[begin TASK INPUTS]

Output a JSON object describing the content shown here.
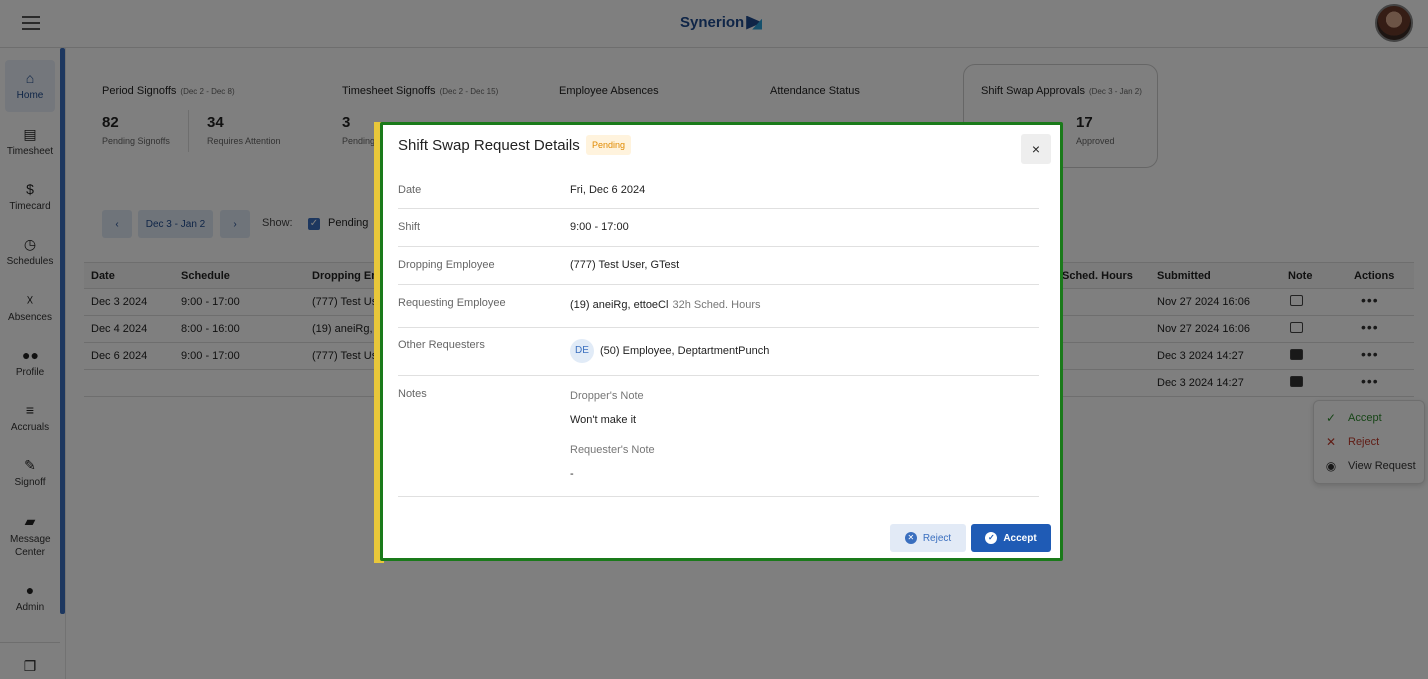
{
  "topbar": {
    "logo": "Synerion"
  },
  "sidebar": {
    "items": [
      {
        "label": "Home",
        "icon": "home-icon"
      },
      {
        "label": "Timesheet",
        "icon": "document-icon"
      },
      {
        "label": "Timecard",
        "icon": "dollar-icon"
      },
      {
        "label": "Schedules",
        "icon": "clock-icon"
      },
      {
        "label": "Absences",
        "icon": "person-x-icon"
      },
      {
        "label": "Profile",
        "icon": "people-icon"
      },
      {
        "label": "Accruals",
        "icon": "list-icon"
      },
      {
        "label": "Signoff",
        "icon": "pen-icon"
      },
      {
        "label": "Message Center",
        "icon": "chat-icon"
      },
      {
        "label": "Admin",
        "icon": "user-icon"
      }
    ]
  },
  "summary": {
    "period": {
      "title": "Period Signoffs",
      "range": "(Dec 2 - Dec 8)",
      "v1": "82",
      "l1": "Pending Signoffs",
      "v2": "34",
      "l2": "Requires Attention"
    },
    "timesheet": {
      "title": "Timesheet Signoffs",
      "range": "(Dec 2 - Dec 15)",
      "v1": "3",
      "l1": "Pending"
    },
    "absences": {
      "title": "Employee Absences"
    },
    "attendance": {
      "title": "Attendance Status"
    },
    "swap": {
      "title": "Shift Swap Approvals",
      "range": "(Dec 3 - Jan 2)",
      "v2": "17",
      "l2": "Approved"
    }
  },
  "filters": {
    "prev": "‹",
    "range": "Dec 3 - Jan 2",
    "next": "›",
    "show": "Show:",
    "pending": "Pending"
  },
  "table": {
    "headers": {
      "date": "Date",
      "schedule": "Schedule",
      "dropping": "Dropping Em",
      "sched_hours": "Sched. Hours",
      "submitted": "Submitted",
      "note": "Note",
      "actions": "Actions"
    },
    "rows": [
      {
        "date": "Dec 3 2024",
        "schedule": "9:00 - 17:00",
        "dropping": "(777) Test Us",
        "submitted": "Nov 27 2024 16:06"
      },
      {
        "date": "Dec 4 2024",
        "schedule": "8:00 - 16:00",
        "dropping": "(19) aneiRg, e",
        "submitted": "Nov 27 2024 16:06"
      },
      {
        "date": "Dec 6 2024",
        "schedule": "9:00 - 17:00",
        "dropping": "(777) Test Us",
        "submitted": "Dec 3 2024 14:27"
      },
      {
        "date": "",
        "schedule": "",
        "dropping": "",
        "submitted": "Dec 3 2024 14:27"
      }
    ]
  },
  "context_menu": {
    "accept": "Accept",
    "reject": "Reject",
    "view": "View Request"
  },
  "modal": {
    "title": "Shift Swap Request Details",
    "status": "Pending",
    "close": "×",
    "date_label": "Date",
    "date_value": "Fri, Dec 6 2024",
    "shift_label": "Shift",
    "shift_value": "9:00 - 17:00",
    "dropping_label": "Dropping Employee",
    "dropping_value": "(777) Test User, GTest",
    "requesting_label": "Requesting Employee",
    "requesting_value": "(19) aneiRg, ettoeCl",
    "requesting_hours": "32h Sched. Hours",
    "other_label": "Other Requesters",
    "other_initials": "DE",
    "other_value": "(50) Employee, DeptartmentPunch",
    "notes_label": "Notes",
    "dropper_note_label": "Dropper's Note",
    "dropper_note": "Won't make it",
    "requester_note_label": "Requester's Note",
    "requester_note": "-",
    "reject": "Reject",
    "accept": "Accept"
  }
}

[end TASK INPUTS]

Pictures stay out of the copy; please restate every record above exactly.

Output a JSON object describing the content shown here.
{
  "topbar": {
    "logo": "Synerion"
  },
  "sidebar": {
    "items": [
      {
        "label": "Home",
        "icon": "home-icon"
      },
      {
        "label": "Timesheet",
        "icon": "document-icon"
      },
      {
        "label": "Timecard",
        "icon": "dollar-icon"
      },
      {
        "label": "Schedules",
        "icon": "clock-icon"
      },
      {
        "label": "Absences",
        "icon": "person-x-icon"
      },
      {
        "label": "Profile",
        "icon": "people-icon"
      },
      {
        "label": "Accruals",
        "icon": "list-icon"
      },
      {
        "label": "Signoff",
        "icon": "pen-icon"
      },
      {
        "label": "Message Center",
        "icon": "chat-icon"
      },
      {
        "label": "Admin",
        "icon": "user-icon"
      }
    ]
  },
  "summary": {
    "period": {
      "title": "Period Signoffs",
      "range": "(Dec 2 - Dec 8)",
      "v1": "82",
      "l1": "Pending Signoffs",
      "v2": "34",
      "l2": "Requires Attention"
    },
    "timesheet": {
      "title": "Timesheet Signoffs",
      "range": "(Dec 2 - Dec 15)",
      "v1": "3",
      "l1": "Pending"
    },
    "absences": {
      "title": "Employee Absences"
    },
    "attendance": {
      "title": "Attendance Status"
    },
    "swap": {
      "title": "Shift Swap Approvals",
      "range": "(Dec 3 - Jan 2)",
      "v2": "17",
      "l2": "Approved"
    }
  },
  "filters": {
    "prev": "‹",
    "range": "Dec 3 - Jan 2",
    "next": "›",
    "show": "Show:",
    "pending": "Pending"
  },
  "table": {
    "headers": {
      "date": "Date",
      "schedule": "Schedule",
      "dropping": "Dropping Em",
      "sched_hours": "Sched. Hours",
      "submitted": "Submitted",
      "note": "Note",
      "actions": "Actions"
    },
    "rows": [
      {
        "date": "Dec 3 2024",
        "schedule": "9:00 - 17:00",
        "dropping": "(777) Test Us",
        "submitted": "Nov 27 2024 16:06"
      },
      {
        "date": "Dec 4 2024",
        "schedule": "8:00 - 16:00",
        "dropping": "(19) aneiRg, e",
        "submitted": "Nov 27 2024 16:06"
      },
      {
        "date": "Dec 6 2024",
        "schedule": "9:00 - 17:00",
        "dropping": "(777) Test Us",
        "submitted": "Dec 3 2024 14:27"
      },
      {
        "date": "",
        "schedule": "",
        "dropping": "",
        "submitted": "Dec 3 2024 14:27"
      }
    ]
  },
  "context_menu": {
    "accept": "Accept",
    "reject": "Reject",
    "view": "View Request"
  },
  "modal": {
    "title": "Shift Swap Request Details",
    "status": "Pending",
    "close": "×",
    "date_label": "Date",
    "date_value": "Fri, Dec 6 2024",
    "shift_label": "Shift",
    "shift_value": "9:00 - 17:00",
    "dropping_label": "Dropping Employee",
    "dropping_value": "(777) Test User, GTest",
    "requesting_label": "Requesting Employee",
    "requesting_value": "(19) aneiRg, ettoeCl",
    "requesting_hours": "32h Sched. Hours",
    "other_label": "Other Requesters",
    "other_initials": "DE",
    "other_value": "(50) Employee, DeptartmentPunch",
    "notes_label": "Notes",
    "dropper_note_label": "Dropper's Note",
    "dropper_note": "Won't make it",
    "requester_note_label": "Requester's Note",
    "requester_note": "-",
    "reject": "Reject",
    "accept": "Accept"
  }
}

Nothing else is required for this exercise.